DESCRIPTION OF THE TASK:
Copy the records below exactly, omitting any pictures they contain.
── RECORD EXCERPTS ──
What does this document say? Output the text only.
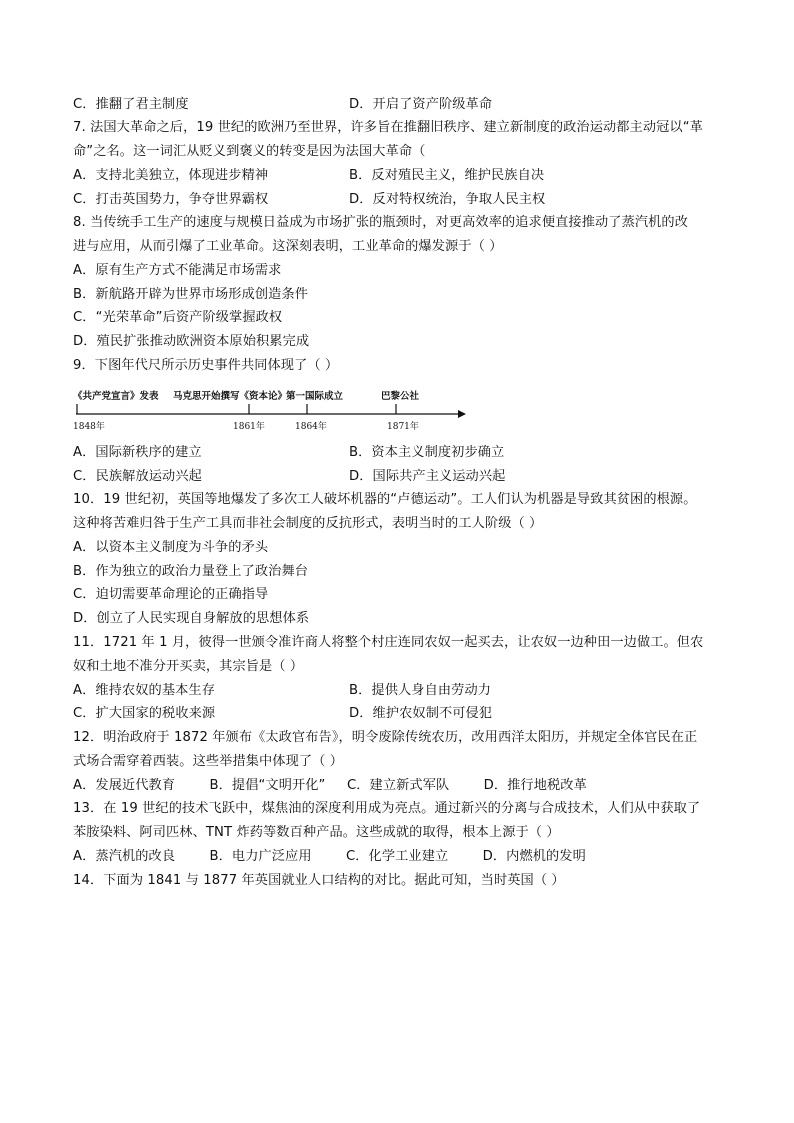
C．推翻了君主制度	D．开启了资产阶级革命
7. 法国大革命之后，19 世纪的欧洲乃至世界，许多旨在推翻旧秩序、建立新制度的政治运动都主动冠以“革
命”之名。这一词汇从贬义到褒义的转变是因为法国大革命（
A．支持北美独立，体现进步精神	B．反对殖民主义，维护民族自决
C．打击英国势力，争夺世界霸权	D．反对特权统治，争取人民主权
8. 当传统手工生产的速度与规模日益成为市场扩张的瓶颈时，对更高效率的追求便直接推动了蒸汽机的改
进与应用，从而引爆了工业革命。这深刻表明，工业革命的爆发源于（ ）
A．原有生产方式不能满足市场需求
B．新航路开辟为世界市场形成创造条件
C．“光荣革命”后资产阶级掌握政权
D．殖民扩张推动欧洲资本原始积累完成
9．下图年代尺所示历史事件共同体现了（ ）
《共产党宣言》发表 马克思开始撰写《资本论》
第一国际成立	巴黎公社
1848年	1861年	1864年	1871年
A．国际新秩序的建立	B．资本主义制度初步确立
C．民族解放运动兴起	D．国际共产主义运动兴起
10．19 世纪初，英国等地爆发了多次工人破坏机器的“卢德运动”。工人们认为机器是导致其贫困的根源。
这种将苦难归咎于生产工具而非社会制度的反抗形式，表明当时的工人阶级（ ）
A．以资本主义制度为斗争的矛头
B．作为独立的政治力量登上了政治舞台
C．迫切需要革命理论的正确指导
D．创立了人民实现自身解放的思想体系
11．1721 年 1 月，彼得一世颁令准许商人将整个村庄连同农奴一起买去，让农奴一边种田一边做工。但农
奴和土地不准分开买卖，其宗旨是（ ）
A．维持农奴的基本生存	B．提供人身自由劳动力
C．扩大国家的税收来源	D．维护农奴制不可侵犯
12．明治政府于 1872 年颁布《太政官布告》，明令废除传统农历，改用西洋太阳历，并规定全体官民在正
式场合需穿着西装。这些举措集中体现了（ ）
A．发展近代教育        B．提倡“文明开化”     C．建立新式军队        D．推行地税改革
13．在 19 世纪的技术飞跃中，煤焦油的深度利用成为亮点。通过新兴的分离与合成技术，人们从中获取了
苯胺染料、阿司匹林、TNT 炸药等数百种产品。这些成就的取得，根本上源于（ ）
A．蒸汽机的改良        B．电力广泛应用        C．化学工业建立        D．内燃机的发明
14．下面为 1841 与 1877 年英国就业人口结构的对比。据此可知，当时英国（ ）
───
ANSWER:
What does this document say? Output the text only.
C．推翻了君主制度	D．开启了资产阶级革命
7. 法国大革命之后，19 世纪的欧洲乃至世界，许多旨在推翻旧秩序、建立新制度的政治运动都主动冠以“革
命”之名。这一词汇从贬义到褒义的转变是因为法国大革命（
A．支持北美独立，体现进步精神	B．反对殖民主义，维护民族自决
C．打击英国势力，争夺世界霸权	D．反对特权统治，争取人民主权
8. 当传统手工生产的速度与规模日益成为市场扩张的瓶颈时，对更高效率的追求便直接推动了蒸汽机的改
进与应用，从而引爆了工业革命。这深刻表明，工业革命的爆发源于（ ）
A．原有生产方式不能满足市场需求
B．新航路开辟为世界市场形成创造条件
C．“光荣革命”后资产阶级掌握政权
D．殖民扩张推动欧洲资本原始积累完成
9．下图年代尺所示历史事件共同体现了（ ）
《共产党宣言》发表 马克思开始撰写《资本论》
第一国际成立	巴黎公社
1848年	1861年	1864年	1871年
A．国际新秩序的建立	B．资本主义制度初步确立
C．民族解放运动兴起	D．国际共产主义运动兴起
10．19 世纪初，英国等地爆发了多次工人破坏机器的“卢德运动”。工人们认为机器是导致其贫困的根源。
这种将苦难归咎于生产工具而非社会制度的反抗形式，表明当时的工人阶级（ ）
A．以资本主义制度为斗争的矛头
B．作为独立的政治力量登上了政治舞台
C．迫切需要革命理论的正确指导
D．创立了人民实现自身解放的思想体系
11．1721 年 1 月，彼得一世颁令准许商人将整个村庄连同农奴一起买去，让农奴一边种田一边做工。但农
奴和土地不准分开买卖，其宗旨是（ ）
A．维持农奴的基本生存	B．提供人身自由劳动力
C．扩大国家的税收来源	D．维护农奴制不可侵犯
12．明治政府于 1872 年颁布《太政官布告》，明令废除传统农历，改用西洋太阳历，并规定全体官民在正
式场合需穿着西装。这些举措集中体现了（ ）
A．发展近代教育        B．提倡“文明开化”     C．建立新式军队        D．推行地税改革
13．在 19 世纪的技术飞跃中，煤焦油的深度利用成为亮点。通过新兴的分离与合成技术，人们从中获取了
苯胺染料、阿司匹林、TNT 炸药等数百种产品。这些成就的取得，根本上源于（ ）
A．蒸汽机的改良        B．电力广泛应用        C．化学工业建立        D．内燃机的发明
14．下面为 1841 与 1877 年英国就业人口结构的对比。据此可知，当时英国（ ）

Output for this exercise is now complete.